=== TASKS AND EXERCISES ===
A: According to the article on sustainable healthcare design below, what are the three basic human scales on which building occupants function?
B: Reproduce word for word the part of the article on sustainable healthcare design below, everything from "Traditionally, sustainable design" down to "are visibly healthy.".

=== SELECTED PASSAGE ===
Fresh Perspectives: The human scale in sustainable healthcare design

By Stan Chiu & Patrick Thibaudeau

The healthcare industry is undergoing major changes, propelled by new models for delivering healthcare with a growing emphasis on wellness and preventive care. Sustainable design for healthcare is likewise evolving. There is an emerging focus on creating spaces that promote patient health and community well-being. 

Traditionally, sustainable design centered on the building itself, concentrating on reducing a negative environmental impact or “doing less bad.” Now, sustainable design emphasizes making things better by promoting net-positive building performance and by elevating the human experience to improve overall health of communities with facilities that are visibly healthy.

While energy, carbon, water, waste, materials and land use have dominated the sustainable design conversation in the past, the human impact of buildings is emerging as a top priority for healthcare organizations, designers and community leaders. Individual and community behavior can be influenced to promote health and well-being by elevating design to prioritize the human experience perspective in healthcare sustainable design.

Within a healthcare environment — or any workplace environment — building occupants function on three basic human scales: individual, co-workers and community. Properly considering each scale gives a new look and fresh solutions that help shape the future of facility design and healthcare services.

Taking a human-scale approach to healthcare design assumes there is social and community aspects of sustainability, and further reinforces the concept that the buildings we live and work in create social connections that promote health. By breaking down the sustainable healthcare design process into the three human scales, it’s easy to see how each impacts the other. Asking the right questions can lead to better design and improved experiences for staff and patients.

[Document structure recognition items]
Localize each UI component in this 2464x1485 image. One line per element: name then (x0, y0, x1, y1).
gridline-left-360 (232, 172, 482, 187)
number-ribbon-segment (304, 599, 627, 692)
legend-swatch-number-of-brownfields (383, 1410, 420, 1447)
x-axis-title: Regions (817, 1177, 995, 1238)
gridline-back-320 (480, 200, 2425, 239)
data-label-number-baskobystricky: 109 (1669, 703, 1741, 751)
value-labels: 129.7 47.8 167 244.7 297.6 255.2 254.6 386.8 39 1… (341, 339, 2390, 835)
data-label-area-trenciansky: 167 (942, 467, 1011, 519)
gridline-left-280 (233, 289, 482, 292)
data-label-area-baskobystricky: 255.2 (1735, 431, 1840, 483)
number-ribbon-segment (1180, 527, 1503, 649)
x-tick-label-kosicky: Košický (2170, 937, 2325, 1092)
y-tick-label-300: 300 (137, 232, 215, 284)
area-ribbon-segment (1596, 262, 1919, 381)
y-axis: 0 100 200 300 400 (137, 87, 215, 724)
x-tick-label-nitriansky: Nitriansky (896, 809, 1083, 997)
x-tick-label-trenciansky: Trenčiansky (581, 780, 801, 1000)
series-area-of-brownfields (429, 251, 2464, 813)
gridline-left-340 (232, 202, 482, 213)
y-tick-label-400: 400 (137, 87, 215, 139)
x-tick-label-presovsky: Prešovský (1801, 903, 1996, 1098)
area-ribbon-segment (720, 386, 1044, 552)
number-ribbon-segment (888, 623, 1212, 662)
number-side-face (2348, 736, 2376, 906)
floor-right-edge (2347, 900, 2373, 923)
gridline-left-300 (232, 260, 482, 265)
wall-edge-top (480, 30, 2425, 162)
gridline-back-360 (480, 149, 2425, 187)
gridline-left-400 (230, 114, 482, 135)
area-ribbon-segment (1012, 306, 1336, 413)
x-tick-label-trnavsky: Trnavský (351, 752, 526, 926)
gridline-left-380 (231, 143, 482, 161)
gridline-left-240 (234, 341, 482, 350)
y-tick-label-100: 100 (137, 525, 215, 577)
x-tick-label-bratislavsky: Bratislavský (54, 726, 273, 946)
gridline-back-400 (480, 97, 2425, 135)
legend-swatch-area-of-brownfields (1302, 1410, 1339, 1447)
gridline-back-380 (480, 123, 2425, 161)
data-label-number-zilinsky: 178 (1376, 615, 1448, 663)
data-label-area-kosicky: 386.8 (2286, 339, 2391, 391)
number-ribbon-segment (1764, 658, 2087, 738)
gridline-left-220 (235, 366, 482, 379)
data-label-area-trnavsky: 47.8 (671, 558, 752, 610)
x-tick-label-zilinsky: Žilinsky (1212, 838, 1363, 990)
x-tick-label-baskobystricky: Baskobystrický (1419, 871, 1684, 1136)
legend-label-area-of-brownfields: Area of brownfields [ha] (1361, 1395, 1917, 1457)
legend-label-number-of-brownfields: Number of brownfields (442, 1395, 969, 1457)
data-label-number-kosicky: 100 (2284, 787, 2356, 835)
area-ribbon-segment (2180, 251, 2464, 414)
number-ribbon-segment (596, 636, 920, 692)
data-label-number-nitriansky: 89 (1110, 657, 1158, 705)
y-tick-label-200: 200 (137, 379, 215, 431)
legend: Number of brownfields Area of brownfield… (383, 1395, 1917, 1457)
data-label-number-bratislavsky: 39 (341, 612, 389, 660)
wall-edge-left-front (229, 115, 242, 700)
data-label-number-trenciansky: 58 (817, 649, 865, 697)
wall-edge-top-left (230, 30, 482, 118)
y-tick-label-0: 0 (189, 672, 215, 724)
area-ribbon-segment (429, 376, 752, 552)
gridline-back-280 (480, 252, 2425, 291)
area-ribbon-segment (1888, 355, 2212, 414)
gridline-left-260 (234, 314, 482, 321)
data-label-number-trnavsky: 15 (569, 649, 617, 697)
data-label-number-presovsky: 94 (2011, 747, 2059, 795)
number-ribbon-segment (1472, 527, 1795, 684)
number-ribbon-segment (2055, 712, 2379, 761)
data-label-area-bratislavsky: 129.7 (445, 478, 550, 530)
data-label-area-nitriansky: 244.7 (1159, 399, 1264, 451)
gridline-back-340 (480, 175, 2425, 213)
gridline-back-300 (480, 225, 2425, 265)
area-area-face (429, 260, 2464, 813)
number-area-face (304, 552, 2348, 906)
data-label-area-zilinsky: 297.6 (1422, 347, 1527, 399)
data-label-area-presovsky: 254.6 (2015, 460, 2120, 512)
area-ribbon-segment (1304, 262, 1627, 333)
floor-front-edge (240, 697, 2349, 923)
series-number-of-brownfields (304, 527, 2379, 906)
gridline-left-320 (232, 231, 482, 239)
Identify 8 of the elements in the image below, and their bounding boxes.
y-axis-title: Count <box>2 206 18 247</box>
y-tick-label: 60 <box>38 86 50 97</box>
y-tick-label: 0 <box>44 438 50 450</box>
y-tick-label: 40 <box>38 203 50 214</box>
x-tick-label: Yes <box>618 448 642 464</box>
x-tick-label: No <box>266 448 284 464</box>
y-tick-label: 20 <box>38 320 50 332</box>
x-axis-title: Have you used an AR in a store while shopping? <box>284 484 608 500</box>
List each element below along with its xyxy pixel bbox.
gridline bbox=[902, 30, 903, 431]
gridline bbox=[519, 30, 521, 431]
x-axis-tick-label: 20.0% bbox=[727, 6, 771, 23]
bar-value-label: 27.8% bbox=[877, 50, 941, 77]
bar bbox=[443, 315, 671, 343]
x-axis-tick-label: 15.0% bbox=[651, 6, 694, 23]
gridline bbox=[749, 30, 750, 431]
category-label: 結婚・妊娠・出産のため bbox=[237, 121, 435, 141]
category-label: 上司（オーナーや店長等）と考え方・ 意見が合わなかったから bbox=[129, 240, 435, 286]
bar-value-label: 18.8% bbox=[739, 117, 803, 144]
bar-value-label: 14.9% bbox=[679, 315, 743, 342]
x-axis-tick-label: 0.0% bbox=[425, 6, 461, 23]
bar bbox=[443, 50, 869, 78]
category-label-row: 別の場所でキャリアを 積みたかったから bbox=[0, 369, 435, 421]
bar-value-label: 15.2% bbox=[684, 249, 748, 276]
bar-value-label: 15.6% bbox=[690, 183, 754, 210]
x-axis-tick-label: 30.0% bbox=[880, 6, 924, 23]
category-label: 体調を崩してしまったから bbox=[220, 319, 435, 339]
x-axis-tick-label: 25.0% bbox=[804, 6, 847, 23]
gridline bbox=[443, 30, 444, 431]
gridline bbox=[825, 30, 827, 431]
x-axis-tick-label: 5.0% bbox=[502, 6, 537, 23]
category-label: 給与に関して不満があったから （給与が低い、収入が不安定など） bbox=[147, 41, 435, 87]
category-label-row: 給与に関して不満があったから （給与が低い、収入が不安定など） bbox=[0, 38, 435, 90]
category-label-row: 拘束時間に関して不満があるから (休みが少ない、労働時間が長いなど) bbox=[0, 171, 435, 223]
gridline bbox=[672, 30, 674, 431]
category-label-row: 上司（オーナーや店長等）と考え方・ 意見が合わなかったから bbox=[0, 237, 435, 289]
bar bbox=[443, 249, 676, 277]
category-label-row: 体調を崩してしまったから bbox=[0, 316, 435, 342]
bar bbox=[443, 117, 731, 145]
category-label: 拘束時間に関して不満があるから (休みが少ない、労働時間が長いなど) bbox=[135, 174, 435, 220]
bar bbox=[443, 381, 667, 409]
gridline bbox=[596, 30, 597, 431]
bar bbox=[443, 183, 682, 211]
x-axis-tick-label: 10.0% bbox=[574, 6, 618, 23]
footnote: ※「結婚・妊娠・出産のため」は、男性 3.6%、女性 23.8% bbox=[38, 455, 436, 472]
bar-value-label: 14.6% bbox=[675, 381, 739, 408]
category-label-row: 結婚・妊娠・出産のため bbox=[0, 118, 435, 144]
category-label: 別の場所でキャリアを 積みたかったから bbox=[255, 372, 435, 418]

=== ANSWERS TO THE PROBLEMS ===
A: Individual, co-workers and community.

B:
Traditionally, sustainable design centered on the building itself, concentrating on reducing a negative environmental impact or “doing less bad.” Now, sustainable design emphasizes making things better by promoting net-positive building performance and by elevating the human experience to improve overall health of communities with facilities that are visibly healthy.